Start of Materials provided
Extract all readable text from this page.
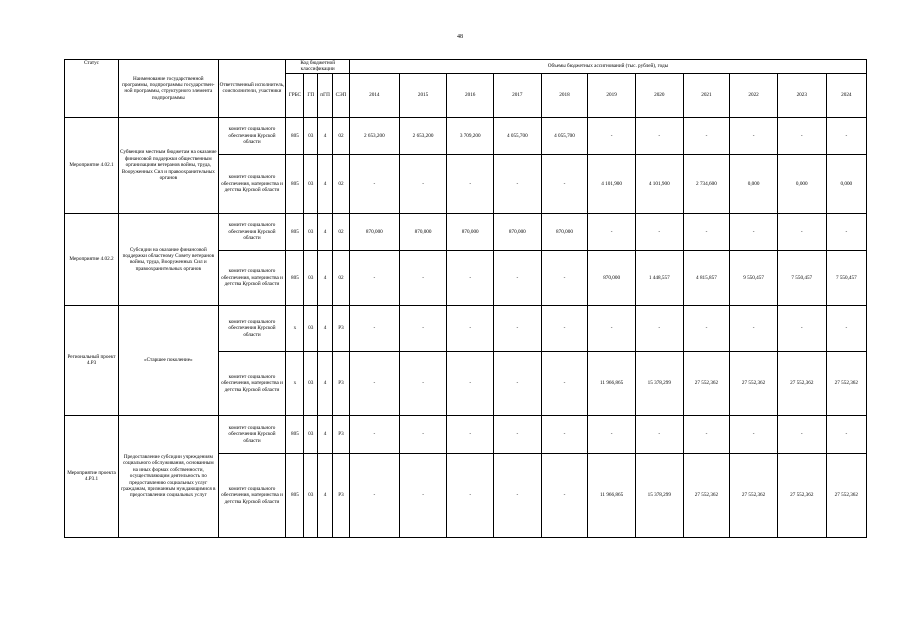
48
Статус	Наименование государственной программы, подпрограммы государствен-ной программы, структурного элемента подпрограммы	Ответственный исполнитель, соисполнители, участники	Код бюджетной классификации				Объемы бюджетных ассигнований (тыс. рублей), годы										
			ГРБС	ГП	пГП	СЭП	2014	2015	2016	2017	2018	2019	2020	2021	2022	2023	2024
Мероприятие 4.02.1	Субвенции местным бюджетам на оказание финансовой поддержки общественным организациям ветеранов войны, труда, Вооруженных Сил и правоохранительных органов	комитет социального обеспечения Курской области	805	03	4	02	2 653,200	2 653,200	3 709,200	4 055,700	4 055,700	-	-	-	-	-	-
		комитет социального обеспечения, материнства и детства Курской области	805	03	4	02	-	-	-	-	-	4 101,900	4 101,900	2 734,600	0,000	0,000	0,000
Мероприятие 4.02.2	Субсидии на оказание финансовой поддержки областному Совету ветеранов войны, труда, Вооруженных Сил и правоохранительных органов	комитет социального обеспечения Курской области	805	03	4	02	870,000	870,000	870,000	870,000	870,000	-	-	-	-	-	-
		комитет социального обеспечения, материнства и детства Курской области	805	03	4	02	-	-	-	-	-	870,000	1 448,557	4 815,857	9 550,457	7 550,457	7 550,457
Региональный проект 4.Р3	«Старшее поколение»	комитет социального обеспечения Курской области	x	03	4	Р3	-	-	-	-	-	-	-	-	-	-	-
		комитет социального обеспечения, материнства и детства Курской области	x	03	4	Р3	-	-	-	-	-	11 966,865	15 378,299	27 552,362	27 552,362	27 552,362	27 552,362
Мероприятие проекта 4.Р3.1	Предоставление субсидии учреждениям социального обслуживания, основанным на иных формах собственности, осуществляющим деятельность по предоставлению социальных услуг гражданам, признанным нуждающимися в предоставлении социальных услуг	комитет социального обеспечения Курской области	805	03	4	Р3	-	-	-	-	-	-	-	-	-	-	-
		комитет социального обеспечения, материнства и детства Курской области	805	03	4	Р3	-	-	-	-	-	11 966,865	15 378,299	27 552,362	27 552,362	27 552,362	27 552,362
End of Materials provided
■ **Short exercise**: Leave out the pictures and repeat everything else in the records exactly.

■ **Response**:
Extract all readable text from this page.
48
Статус	Наименование государственной программы, подпрограммы государствен-ной программы, структурного элемента подпрограммы	Ответственный исполнитель, соисполнители, участники	Код бюджетной классификации				Объемы бюджетных ассигнований (тыс. рублей), годы										
			ГРБС	ГП	пГП	СЭП	2014	2015	2016	2017	2018	2019	2020	2021	2022	2023	2024
Мероприятие 4.02.1	Субвенции местным бюджетам на оказание финансовой поддержки общественным организациям ветеранов войны, труда, Вооруженных Сил и правоохранительных органов	комитет социального обеспечения Курской области	805	03	4	02	2 653,200	2 653,200	3 709,200	4 055,700	4 055,700	-	-	-	-	-	-
		комитет социального обеспечения, материнства и детства Курской области	805	03	4	02	-	-	-	-	-	4 101,900	4 101,900	2 734,600	0,000	0,000	0,000
Мероприятие 4.02.2	Субсидии на оказание финансовой поддержки областному Совету ветеранов войны, труда, Вооруженных Сил и правоохранительных органов	комитет социального обеспечения Курской области	805	03	4	02	870,000	870,000	870,000	870,000	870,000	-	-	-	-	-	-
		комитет социального обеспечения, материнства и детства Курской области	805	03	4	02	-	-	-	-	-	870,000	1 448,557	4 815,857	9 550,457	7 550,457	7 550,457
Региональный проект 4.Р3	«Старшее поколение»	комитет социального обеспечения Курской области	x	03	4	Р3	-	-	-	-	-	-	-	-	-	-	-
		комитет социального обеспечения, материнства и детства Курской области	x	03	4	Р3	-	-	-	-	-	11 966,865	15 378,299	27 552,362	27 552,362	27 552,362	27 552,362
Мероприятие проекта 4.Р3.1	Предоставление субсидии учреждениям социального обслуживания, основанным на иных формах собственности, осуществляющим деятельность по предоставлению социальных услуг гражданам, признанным нуждающимися в предоставлении социальных услуг	комитет социального обеспечения Курской области	805	03	4	Р3	-	-	-	-	-	-	-	-	-	-	-
		комитет социального обеспечения, материнства и детства Курской области	805	03	4	Р3	-	-	-	-	-	11 966,865	15 378,299	27 552,362	27 552,362	27 552,362	27 552,362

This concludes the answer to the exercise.